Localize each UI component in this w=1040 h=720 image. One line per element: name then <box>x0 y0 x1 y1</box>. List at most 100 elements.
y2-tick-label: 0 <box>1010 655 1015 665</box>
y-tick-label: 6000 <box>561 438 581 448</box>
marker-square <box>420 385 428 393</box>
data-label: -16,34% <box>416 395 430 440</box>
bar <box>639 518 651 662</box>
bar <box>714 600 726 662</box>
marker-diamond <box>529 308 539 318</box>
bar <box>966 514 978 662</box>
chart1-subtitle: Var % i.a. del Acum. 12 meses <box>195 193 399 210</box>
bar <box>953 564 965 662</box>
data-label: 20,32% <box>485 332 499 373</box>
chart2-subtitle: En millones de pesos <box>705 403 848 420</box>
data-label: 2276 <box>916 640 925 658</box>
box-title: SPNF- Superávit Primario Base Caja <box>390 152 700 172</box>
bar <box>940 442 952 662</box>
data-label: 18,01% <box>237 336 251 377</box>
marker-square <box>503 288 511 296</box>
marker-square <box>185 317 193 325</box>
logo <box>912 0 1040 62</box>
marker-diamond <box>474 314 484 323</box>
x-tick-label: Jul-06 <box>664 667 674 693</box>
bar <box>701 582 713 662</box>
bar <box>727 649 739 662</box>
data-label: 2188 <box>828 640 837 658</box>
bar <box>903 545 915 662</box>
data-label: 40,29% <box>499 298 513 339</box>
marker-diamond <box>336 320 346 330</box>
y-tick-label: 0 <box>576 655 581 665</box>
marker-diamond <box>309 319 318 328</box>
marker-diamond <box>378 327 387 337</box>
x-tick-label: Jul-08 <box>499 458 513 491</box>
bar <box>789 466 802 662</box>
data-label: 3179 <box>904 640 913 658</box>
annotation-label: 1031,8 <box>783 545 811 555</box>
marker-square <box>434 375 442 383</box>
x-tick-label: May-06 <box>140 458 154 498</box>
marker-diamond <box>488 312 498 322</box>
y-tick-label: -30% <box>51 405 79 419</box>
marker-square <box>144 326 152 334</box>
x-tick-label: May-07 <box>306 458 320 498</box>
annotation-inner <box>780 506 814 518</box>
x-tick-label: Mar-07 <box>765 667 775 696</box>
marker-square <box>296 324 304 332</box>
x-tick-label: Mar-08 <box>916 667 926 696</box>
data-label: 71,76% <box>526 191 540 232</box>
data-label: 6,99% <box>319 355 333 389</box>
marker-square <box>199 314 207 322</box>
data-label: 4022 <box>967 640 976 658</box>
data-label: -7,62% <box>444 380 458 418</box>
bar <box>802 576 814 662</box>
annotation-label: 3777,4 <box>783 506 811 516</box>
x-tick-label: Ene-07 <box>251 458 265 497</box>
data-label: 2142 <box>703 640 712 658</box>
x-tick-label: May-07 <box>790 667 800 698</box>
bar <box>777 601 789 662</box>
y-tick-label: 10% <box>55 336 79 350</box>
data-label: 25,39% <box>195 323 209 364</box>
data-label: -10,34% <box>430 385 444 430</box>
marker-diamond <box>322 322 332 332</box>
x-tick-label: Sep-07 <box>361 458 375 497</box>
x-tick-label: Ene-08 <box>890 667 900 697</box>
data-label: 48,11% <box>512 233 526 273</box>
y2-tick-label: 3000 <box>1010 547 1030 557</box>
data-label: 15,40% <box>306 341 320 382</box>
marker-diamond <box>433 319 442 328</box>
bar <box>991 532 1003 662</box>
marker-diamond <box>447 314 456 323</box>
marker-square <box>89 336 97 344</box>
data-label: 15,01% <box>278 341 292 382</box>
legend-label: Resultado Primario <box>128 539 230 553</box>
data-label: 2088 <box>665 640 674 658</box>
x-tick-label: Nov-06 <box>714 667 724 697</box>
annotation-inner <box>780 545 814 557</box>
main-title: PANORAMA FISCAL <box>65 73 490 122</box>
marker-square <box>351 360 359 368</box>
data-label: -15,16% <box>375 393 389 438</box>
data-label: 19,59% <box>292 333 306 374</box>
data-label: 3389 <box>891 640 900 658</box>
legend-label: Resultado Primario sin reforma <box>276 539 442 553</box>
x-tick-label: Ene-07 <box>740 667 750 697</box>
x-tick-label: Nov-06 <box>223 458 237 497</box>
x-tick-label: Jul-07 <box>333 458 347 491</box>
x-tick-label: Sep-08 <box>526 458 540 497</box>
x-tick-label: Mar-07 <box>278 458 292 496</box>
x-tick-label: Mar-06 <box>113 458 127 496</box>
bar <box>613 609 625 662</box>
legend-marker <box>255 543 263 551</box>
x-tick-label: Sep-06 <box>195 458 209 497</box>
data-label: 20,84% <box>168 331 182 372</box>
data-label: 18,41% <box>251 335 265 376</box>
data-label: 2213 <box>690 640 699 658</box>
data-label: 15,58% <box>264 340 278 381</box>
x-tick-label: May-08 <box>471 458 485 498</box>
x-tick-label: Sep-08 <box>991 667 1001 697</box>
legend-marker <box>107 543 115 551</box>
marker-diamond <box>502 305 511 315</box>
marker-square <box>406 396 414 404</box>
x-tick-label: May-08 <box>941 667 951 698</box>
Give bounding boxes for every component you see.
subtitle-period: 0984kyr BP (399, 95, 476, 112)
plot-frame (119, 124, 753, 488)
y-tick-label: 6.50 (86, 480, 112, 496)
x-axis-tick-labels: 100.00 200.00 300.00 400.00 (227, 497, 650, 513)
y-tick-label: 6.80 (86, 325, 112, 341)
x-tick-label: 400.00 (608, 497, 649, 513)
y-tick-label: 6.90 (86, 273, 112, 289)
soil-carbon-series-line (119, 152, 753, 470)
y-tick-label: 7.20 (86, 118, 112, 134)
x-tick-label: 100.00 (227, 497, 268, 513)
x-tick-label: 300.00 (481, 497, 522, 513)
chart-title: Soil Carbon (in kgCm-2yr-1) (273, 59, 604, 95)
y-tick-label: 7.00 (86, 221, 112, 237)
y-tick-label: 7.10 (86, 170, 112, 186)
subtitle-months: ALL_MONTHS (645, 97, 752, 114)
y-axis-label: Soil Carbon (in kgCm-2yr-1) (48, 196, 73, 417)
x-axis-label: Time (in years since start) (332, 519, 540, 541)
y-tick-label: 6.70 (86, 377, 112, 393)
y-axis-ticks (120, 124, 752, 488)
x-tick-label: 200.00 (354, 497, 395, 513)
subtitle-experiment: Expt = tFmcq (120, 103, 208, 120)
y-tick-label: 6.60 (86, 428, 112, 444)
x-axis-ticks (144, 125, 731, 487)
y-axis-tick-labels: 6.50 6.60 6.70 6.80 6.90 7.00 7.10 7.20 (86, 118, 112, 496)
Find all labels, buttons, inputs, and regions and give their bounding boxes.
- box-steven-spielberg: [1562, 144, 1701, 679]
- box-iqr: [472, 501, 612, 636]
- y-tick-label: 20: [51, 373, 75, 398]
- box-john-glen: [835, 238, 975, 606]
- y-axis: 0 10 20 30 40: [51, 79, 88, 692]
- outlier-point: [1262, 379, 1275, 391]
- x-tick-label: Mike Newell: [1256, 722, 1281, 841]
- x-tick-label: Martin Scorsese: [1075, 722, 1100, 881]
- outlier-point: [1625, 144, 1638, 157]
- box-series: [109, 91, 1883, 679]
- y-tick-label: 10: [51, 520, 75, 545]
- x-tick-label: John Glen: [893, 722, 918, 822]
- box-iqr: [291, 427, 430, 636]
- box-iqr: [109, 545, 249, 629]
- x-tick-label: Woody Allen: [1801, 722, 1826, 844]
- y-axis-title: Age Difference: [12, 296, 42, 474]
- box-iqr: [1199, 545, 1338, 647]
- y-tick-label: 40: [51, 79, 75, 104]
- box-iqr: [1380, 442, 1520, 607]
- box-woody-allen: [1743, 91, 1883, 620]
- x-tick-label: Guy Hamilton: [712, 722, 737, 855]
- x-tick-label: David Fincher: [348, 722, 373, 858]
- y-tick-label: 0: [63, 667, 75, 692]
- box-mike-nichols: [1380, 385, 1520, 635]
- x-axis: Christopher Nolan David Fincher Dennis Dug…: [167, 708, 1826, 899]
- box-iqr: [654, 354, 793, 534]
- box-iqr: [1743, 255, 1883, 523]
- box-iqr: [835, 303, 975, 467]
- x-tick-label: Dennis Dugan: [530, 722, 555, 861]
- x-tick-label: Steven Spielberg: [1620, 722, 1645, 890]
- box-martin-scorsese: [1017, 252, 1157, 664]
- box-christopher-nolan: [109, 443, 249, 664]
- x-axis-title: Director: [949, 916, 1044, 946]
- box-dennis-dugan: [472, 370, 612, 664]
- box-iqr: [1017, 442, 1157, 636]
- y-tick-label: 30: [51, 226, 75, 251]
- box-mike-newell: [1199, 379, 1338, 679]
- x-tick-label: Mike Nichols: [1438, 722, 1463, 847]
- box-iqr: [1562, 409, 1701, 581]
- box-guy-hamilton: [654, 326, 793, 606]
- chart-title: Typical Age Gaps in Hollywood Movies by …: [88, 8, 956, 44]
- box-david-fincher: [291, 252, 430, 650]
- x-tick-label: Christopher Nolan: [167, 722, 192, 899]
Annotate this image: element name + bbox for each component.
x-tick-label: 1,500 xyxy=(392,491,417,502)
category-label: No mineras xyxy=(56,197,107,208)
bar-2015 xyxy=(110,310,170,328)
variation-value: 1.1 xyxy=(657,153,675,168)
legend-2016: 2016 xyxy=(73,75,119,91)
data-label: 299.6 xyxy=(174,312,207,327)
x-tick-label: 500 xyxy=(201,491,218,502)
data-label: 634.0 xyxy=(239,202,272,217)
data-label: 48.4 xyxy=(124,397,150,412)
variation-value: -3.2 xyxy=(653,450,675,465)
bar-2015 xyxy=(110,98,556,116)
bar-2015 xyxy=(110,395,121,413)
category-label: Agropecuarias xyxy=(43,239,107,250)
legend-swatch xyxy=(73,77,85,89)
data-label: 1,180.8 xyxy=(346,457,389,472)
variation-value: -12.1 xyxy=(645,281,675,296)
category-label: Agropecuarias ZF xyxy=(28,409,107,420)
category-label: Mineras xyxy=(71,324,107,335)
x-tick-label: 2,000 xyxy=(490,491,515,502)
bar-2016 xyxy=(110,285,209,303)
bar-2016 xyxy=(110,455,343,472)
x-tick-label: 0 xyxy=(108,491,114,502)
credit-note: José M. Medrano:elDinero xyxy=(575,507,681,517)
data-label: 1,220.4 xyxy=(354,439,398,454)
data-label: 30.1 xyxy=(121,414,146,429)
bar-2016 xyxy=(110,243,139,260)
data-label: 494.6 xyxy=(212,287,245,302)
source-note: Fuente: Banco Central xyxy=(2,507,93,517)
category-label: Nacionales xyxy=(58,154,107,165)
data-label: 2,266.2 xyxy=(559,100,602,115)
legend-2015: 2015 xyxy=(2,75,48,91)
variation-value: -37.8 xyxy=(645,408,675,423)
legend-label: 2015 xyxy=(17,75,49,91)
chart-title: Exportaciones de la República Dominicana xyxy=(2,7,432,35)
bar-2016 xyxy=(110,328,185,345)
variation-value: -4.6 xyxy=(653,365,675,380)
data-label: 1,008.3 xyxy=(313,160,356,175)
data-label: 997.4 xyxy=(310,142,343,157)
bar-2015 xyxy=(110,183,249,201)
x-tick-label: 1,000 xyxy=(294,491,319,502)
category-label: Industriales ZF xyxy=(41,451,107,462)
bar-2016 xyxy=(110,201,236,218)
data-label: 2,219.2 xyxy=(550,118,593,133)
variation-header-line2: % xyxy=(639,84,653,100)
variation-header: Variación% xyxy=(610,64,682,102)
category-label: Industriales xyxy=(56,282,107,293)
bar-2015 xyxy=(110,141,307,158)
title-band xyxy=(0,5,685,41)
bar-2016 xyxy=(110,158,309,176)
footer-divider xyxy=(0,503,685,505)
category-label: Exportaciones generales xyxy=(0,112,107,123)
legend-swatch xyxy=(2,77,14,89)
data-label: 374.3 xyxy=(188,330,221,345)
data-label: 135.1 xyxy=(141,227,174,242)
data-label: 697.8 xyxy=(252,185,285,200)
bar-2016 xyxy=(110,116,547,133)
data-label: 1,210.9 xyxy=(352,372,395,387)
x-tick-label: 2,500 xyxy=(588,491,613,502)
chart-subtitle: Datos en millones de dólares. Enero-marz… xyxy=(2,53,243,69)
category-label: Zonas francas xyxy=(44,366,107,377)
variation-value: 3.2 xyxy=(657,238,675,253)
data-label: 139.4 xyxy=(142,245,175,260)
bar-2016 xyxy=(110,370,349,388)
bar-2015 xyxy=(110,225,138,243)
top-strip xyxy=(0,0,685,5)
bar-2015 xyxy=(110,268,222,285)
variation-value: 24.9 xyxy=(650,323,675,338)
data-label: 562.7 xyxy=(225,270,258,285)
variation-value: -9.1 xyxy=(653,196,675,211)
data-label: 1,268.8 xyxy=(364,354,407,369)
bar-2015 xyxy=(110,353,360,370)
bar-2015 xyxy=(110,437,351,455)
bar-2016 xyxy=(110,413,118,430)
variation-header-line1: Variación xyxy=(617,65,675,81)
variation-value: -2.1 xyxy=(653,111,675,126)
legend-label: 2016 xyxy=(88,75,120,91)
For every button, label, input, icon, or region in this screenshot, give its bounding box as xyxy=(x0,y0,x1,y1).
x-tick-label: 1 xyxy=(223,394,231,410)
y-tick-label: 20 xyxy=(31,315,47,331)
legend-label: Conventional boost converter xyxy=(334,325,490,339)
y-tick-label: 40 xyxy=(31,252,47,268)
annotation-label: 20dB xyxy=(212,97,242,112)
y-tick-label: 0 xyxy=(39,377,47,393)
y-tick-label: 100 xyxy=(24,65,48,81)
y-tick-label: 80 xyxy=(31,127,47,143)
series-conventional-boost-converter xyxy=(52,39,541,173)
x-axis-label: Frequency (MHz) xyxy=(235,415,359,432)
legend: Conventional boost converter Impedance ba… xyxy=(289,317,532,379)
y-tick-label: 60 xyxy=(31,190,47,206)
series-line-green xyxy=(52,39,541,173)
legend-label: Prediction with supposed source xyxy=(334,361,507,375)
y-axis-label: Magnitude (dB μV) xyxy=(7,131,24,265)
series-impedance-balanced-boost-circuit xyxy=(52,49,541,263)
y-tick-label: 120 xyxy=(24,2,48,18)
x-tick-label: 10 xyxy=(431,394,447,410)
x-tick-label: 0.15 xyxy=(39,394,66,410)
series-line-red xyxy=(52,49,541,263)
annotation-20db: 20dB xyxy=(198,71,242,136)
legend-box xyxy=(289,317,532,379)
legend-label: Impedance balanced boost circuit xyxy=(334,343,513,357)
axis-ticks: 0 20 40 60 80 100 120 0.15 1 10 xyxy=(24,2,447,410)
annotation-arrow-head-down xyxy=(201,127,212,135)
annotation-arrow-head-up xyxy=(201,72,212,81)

================

• Task instructions:
Can you update the listing from its first line through the line containing "y-tick-label: 0 <box>576 655 581 665</box>" by swapping "marker-diamond" for "marker-rhombus", changing nothing else, and return only those lines?

• Answer to this task:
Localize each UI component in this w=1040 h=720 image. One line per element: name then <box>x0 y0 x1 y1</box>. List at most 100 elements.
y2-tick-label: 0 <box>1010 655 1015 665</box>
y-tick-label: 6000 <box>561 438 581 448</box>
marker-square <box>420 385 428 393</box>
data-label: -16,34% <box>416 395 430 440</box>
bar <box>639 518 651 662</box>
bar <box>714 600 726 662</box>
marker-rhombus <box>529 308 539 318</box>
bar <box>966 514 978 662</box>
chart1-subtitle: Var % i.a. del Acum. 12 meses <box>195 193 399 210</box>
bar <box>953 564 965 662</box>
data-label: 20,32% <box>485 332 499 373</box>
chart2-subtitle: En millones de pesos <box>705 403 848 420</box>
data-label: 2276 <box>916 640 925 658</box>
box-title: SPNF- Superávit Primario Base Caja <box>390 152 700 172</box>
bar <box>940 442 952 662</box>
data-label: 18,01% <box>237 336 251 377</box>
marker-square <box>503 288 511 296</box>
marker-square <box>185 317 193 325</box>
logo <box>912 0 1040 62</box>
marker-rhombus <box>474 314 484 323</box>
x-tick-label: Jul-06 <box>664 667 674 693</box>
bar <box>701 582 713 662</box>
bar <box>727 649 739 662</box>
data-label: 2188 <box>828 640 837 658</box>
bar <box>903 545 915 662</box>
data-label: 40,29% <box>499 298 513 339</box>
marker-rhombus <box>336 320 346 330</box>
y-tick-label: 0 <box>576 655 581 665</box>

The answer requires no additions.